## begin Supplied records

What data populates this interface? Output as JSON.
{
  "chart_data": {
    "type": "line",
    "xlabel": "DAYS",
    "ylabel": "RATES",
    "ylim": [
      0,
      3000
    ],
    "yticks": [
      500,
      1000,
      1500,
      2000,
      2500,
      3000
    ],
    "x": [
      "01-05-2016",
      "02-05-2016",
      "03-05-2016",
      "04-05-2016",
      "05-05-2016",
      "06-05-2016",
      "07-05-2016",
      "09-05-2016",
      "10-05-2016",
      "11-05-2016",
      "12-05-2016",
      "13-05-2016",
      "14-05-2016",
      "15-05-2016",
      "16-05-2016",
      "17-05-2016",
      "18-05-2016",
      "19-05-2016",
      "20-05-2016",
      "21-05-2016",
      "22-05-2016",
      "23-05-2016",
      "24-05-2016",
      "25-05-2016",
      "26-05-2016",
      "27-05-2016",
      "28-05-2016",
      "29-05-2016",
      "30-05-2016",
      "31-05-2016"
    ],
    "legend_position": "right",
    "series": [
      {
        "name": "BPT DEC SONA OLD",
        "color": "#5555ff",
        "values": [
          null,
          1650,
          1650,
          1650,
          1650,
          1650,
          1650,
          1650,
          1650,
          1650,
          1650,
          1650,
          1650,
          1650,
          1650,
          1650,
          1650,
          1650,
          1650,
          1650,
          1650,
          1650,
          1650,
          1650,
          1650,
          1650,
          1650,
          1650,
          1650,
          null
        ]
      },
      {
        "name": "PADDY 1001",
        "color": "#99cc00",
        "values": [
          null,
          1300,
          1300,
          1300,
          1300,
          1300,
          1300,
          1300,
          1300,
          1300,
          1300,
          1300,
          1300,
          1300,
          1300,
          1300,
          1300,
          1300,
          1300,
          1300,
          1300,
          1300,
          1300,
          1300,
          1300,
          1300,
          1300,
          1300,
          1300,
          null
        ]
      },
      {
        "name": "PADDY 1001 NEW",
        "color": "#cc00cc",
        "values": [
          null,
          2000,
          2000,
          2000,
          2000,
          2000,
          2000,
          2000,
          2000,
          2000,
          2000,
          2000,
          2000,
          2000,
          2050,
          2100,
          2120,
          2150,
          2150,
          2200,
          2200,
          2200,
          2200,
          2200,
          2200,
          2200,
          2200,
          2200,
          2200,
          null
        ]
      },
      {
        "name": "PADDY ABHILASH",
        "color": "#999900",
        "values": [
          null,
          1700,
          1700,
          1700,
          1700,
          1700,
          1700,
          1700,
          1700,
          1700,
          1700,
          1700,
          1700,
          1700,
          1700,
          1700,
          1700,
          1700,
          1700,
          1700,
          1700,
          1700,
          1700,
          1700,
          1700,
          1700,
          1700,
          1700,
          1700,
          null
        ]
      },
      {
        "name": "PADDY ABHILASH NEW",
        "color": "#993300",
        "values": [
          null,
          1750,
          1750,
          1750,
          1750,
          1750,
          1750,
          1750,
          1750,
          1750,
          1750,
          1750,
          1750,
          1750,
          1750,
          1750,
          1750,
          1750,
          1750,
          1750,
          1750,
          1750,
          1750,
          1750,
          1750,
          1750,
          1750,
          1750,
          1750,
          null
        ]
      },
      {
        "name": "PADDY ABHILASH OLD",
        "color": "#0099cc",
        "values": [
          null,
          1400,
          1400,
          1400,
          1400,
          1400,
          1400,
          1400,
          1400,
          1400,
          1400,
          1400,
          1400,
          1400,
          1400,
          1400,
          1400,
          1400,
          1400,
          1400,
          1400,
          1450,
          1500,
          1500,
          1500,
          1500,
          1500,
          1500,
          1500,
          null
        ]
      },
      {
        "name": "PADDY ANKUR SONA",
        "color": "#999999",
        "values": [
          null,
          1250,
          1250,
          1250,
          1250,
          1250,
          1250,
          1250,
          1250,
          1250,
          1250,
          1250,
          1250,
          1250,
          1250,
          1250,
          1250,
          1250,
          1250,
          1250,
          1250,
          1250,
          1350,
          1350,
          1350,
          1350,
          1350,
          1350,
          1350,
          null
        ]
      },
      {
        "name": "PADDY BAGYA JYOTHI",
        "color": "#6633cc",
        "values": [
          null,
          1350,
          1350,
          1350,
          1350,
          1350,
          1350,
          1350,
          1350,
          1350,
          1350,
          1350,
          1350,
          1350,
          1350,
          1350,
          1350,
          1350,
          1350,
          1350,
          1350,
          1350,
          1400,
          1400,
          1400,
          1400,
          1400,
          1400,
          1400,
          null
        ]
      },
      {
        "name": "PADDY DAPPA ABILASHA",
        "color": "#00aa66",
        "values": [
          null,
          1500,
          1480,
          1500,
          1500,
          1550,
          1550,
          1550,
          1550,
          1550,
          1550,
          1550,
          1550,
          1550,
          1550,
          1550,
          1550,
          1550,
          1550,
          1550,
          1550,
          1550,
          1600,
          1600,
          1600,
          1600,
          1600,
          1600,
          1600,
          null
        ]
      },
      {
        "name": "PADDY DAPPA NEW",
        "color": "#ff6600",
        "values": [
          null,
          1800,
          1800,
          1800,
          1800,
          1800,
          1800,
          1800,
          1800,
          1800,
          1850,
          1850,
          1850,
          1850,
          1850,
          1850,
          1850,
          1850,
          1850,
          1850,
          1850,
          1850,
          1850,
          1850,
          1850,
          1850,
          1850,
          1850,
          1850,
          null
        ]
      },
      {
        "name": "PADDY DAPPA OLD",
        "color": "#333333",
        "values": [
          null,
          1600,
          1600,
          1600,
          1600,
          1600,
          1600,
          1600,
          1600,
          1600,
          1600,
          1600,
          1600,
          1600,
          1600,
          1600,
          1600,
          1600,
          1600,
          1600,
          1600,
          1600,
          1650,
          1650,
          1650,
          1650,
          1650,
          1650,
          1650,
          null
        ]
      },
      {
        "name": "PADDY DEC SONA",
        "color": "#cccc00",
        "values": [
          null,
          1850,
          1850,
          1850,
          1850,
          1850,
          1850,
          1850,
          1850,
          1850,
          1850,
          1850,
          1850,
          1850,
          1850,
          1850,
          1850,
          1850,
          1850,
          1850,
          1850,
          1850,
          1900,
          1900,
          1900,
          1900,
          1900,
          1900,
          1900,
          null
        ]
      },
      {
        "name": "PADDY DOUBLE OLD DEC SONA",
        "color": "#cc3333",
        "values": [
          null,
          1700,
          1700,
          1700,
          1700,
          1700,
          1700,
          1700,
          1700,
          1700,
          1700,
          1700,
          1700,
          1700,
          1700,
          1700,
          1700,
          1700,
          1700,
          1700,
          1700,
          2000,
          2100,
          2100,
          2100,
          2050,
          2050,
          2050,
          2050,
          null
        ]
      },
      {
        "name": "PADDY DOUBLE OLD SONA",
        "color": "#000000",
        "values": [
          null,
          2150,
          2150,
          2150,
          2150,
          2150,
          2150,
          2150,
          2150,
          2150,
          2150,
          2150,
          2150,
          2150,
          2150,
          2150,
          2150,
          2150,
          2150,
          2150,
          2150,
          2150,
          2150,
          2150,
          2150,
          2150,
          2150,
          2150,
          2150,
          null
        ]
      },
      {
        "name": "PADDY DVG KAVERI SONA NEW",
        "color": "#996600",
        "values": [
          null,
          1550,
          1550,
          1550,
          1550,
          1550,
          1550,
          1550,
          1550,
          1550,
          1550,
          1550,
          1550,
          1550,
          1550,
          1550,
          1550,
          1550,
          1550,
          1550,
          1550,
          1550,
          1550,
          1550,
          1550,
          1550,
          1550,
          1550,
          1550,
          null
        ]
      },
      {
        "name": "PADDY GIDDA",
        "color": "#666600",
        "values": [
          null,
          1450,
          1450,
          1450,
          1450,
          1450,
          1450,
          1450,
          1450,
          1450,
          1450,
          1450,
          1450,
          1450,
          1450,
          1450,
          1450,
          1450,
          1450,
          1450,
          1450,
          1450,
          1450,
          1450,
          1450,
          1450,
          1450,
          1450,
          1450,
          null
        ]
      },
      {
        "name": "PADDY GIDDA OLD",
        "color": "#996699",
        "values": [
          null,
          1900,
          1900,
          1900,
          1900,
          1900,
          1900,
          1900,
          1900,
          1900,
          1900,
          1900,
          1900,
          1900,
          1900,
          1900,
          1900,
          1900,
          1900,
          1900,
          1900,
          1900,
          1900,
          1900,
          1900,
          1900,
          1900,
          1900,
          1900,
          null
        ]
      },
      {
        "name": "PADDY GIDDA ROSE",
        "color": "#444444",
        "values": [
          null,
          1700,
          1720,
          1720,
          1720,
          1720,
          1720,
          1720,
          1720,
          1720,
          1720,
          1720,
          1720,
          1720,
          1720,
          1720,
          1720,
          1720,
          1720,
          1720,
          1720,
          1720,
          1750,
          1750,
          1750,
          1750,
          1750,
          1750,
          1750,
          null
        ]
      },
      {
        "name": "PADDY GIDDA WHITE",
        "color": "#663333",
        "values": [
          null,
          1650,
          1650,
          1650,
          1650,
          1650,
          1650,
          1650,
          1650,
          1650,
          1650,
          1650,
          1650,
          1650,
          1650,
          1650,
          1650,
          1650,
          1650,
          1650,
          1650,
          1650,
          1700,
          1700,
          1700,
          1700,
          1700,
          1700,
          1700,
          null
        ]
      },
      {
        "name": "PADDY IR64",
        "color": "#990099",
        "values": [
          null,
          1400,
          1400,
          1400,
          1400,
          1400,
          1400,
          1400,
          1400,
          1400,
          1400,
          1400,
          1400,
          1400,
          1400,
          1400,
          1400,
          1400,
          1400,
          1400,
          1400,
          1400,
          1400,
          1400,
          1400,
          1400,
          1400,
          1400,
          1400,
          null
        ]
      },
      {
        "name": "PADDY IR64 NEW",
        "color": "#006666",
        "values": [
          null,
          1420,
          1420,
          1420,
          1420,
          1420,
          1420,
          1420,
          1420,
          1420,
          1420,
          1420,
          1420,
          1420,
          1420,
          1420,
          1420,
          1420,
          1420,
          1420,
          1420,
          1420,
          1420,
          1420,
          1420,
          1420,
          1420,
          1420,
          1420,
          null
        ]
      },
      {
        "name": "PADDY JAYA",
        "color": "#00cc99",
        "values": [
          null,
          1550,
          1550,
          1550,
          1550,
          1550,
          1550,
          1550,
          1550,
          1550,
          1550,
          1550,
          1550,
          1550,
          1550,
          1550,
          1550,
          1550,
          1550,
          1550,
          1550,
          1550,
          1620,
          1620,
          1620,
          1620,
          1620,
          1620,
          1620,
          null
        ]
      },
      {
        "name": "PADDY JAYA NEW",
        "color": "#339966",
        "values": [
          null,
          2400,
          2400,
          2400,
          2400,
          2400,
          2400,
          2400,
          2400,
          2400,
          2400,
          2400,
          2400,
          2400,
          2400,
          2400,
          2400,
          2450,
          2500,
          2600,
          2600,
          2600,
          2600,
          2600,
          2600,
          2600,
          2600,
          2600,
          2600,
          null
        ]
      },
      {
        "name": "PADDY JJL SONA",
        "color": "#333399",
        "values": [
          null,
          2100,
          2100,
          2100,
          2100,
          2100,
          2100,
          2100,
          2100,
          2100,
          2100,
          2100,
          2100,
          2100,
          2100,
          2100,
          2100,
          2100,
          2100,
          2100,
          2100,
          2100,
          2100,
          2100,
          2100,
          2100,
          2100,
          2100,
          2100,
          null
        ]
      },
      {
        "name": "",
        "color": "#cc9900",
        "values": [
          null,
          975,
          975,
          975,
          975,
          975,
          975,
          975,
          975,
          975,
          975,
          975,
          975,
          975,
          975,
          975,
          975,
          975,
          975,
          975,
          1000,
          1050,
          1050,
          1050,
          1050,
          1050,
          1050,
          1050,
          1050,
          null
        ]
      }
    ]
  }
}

## end Supplied records
## begin Supplied records

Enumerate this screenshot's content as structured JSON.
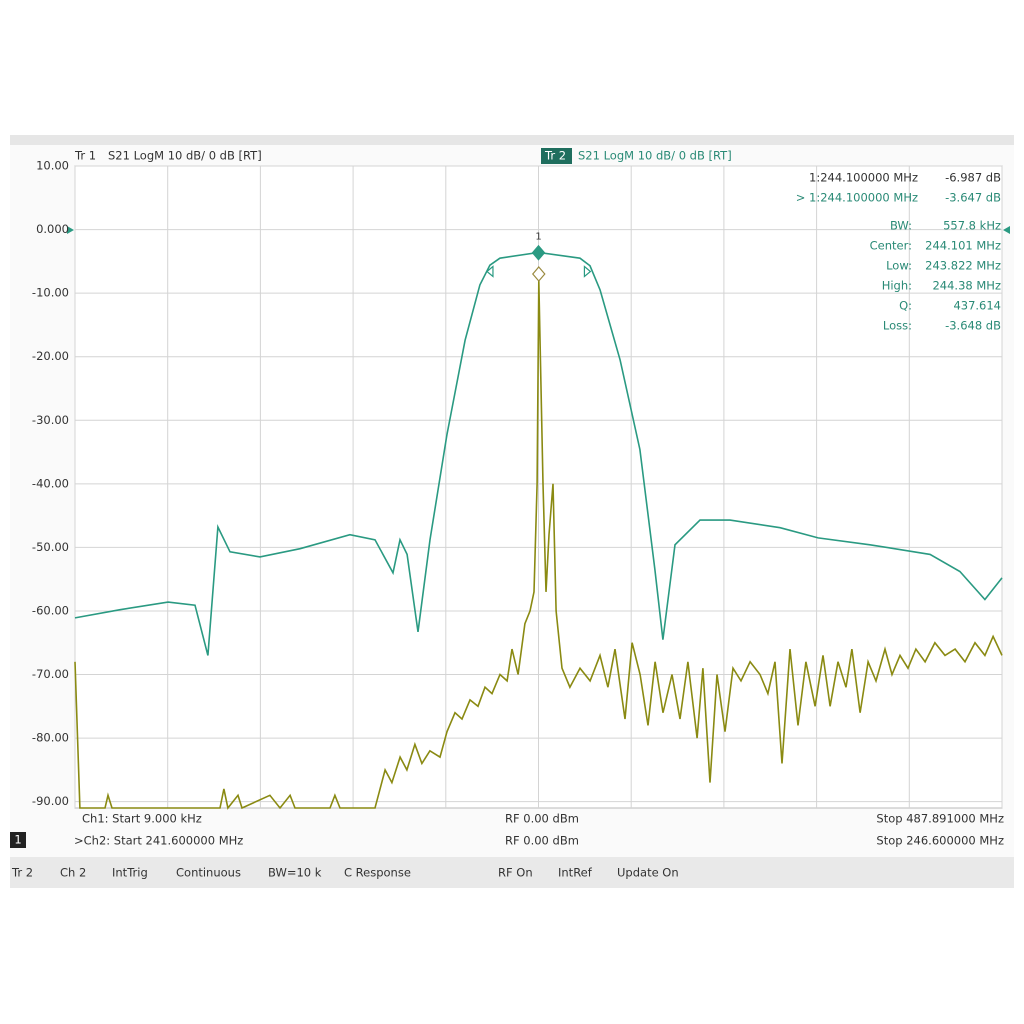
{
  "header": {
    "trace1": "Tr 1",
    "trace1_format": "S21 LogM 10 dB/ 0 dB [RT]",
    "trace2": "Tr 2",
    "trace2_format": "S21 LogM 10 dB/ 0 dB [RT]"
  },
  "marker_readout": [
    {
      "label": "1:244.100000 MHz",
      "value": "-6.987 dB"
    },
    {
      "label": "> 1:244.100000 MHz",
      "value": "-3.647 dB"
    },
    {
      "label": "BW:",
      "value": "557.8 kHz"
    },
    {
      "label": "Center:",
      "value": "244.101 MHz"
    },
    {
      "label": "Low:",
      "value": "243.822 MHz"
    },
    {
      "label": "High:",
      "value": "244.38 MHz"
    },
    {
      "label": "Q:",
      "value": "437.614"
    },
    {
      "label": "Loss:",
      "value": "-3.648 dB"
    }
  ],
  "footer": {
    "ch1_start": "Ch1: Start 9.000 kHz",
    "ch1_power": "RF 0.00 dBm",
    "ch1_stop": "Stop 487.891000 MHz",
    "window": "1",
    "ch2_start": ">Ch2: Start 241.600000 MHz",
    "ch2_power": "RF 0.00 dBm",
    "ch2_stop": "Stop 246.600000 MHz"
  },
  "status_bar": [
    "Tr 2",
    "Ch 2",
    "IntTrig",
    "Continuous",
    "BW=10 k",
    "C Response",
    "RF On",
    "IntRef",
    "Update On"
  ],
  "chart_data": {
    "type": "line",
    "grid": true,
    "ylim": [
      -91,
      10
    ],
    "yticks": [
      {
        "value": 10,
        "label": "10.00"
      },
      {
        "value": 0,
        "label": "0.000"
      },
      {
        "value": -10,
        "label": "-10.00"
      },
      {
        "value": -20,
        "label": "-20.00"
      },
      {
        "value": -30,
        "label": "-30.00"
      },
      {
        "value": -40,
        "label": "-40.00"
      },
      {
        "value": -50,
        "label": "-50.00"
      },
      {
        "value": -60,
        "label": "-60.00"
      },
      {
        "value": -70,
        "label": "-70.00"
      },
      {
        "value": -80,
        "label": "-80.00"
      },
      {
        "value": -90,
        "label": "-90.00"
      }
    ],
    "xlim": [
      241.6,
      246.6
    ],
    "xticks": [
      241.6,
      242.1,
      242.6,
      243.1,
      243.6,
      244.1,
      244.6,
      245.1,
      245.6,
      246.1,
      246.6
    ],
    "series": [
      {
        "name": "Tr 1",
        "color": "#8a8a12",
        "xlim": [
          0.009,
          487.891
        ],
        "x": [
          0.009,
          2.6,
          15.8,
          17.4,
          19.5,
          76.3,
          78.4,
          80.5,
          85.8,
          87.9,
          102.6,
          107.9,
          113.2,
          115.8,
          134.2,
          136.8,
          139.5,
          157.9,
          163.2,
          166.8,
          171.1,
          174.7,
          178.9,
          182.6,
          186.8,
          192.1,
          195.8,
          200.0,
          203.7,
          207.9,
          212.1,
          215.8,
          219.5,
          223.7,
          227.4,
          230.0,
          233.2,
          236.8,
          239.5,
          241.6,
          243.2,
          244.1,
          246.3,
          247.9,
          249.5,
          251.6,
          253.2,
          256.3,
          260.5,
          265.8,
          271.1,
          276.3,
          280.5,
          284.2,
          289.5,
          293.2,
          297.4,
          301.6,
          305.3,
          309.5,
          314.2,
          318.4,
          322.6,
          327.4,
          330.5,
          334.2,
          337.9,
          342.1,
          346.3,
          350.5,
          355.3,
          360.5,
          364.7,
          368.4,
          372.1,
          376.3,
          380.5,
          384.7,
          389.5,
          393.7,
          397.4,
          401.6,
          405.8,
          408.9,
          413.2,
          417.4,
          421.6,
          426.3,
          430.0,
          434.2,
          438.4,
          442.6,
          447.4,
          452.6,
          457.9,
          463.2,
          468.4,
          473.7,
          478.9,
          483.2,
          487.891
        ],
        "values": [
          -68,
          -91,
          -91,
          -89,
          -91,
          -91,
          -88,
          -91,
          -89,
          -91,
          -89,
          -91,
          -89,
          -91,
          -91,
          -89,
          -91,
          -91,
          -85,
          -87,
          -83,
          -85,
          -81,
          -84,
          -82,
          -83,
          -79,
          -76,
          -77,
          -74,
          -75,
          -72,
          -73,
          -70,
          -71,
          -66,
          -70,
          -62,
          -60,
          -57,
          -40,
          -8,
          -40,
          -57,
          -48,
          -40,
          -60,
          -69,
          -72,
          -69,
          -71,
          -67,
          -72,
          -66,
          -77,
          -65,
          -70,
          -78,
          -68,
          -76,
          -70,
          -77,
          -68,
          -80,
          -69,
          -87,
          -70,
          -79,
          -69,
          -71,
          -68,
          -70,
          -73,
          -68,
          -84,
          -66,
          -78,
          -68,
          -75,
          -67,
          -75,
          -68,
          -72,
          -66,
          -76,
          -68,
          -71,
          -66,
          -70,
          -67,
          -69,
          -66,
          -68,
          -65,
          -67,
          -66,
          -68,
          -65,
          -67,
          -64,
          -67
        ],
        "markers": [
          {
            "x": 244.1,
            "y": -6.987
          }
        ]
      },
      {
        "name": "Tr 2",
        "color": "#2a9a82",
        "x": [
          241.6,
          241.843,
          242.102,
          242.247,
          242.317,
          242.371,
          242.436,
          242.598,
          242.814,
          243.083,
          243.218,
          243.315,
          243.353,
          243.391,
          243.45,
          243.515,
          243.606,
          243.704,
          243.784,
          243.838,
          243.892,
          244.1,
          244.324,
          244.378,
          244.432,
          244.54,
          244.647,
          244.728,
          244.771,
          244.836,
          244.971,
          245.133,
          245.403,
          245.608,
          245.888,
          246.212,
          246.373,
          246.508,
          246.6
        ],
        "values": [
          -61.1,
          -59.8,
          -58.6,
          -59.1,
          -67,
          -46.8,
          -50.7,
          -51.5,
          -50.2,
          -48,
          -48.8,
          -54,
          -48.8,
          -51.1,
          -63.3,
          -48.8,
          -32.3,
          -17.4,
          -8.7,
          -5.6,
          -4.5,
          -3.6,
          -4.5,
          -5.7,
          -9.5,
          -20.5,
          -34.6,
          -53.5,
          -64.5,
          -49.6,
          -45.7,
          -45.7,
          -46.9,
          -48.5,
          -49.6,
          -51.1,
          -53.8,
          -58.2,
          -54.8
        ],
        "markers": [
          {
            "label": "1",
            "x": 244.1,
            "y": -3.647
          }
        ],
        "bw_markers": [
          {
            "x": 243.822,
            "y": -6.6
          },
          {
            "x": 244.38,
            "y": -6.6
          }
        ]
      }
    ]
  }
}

## end Supplied records

Short exercise - In the listing above, find the lines holding the word "this" and copy them.

Reply to the exercise -
What data populates this interface? Output as JSON.
Enumerate this screenshot's content as structured JSON.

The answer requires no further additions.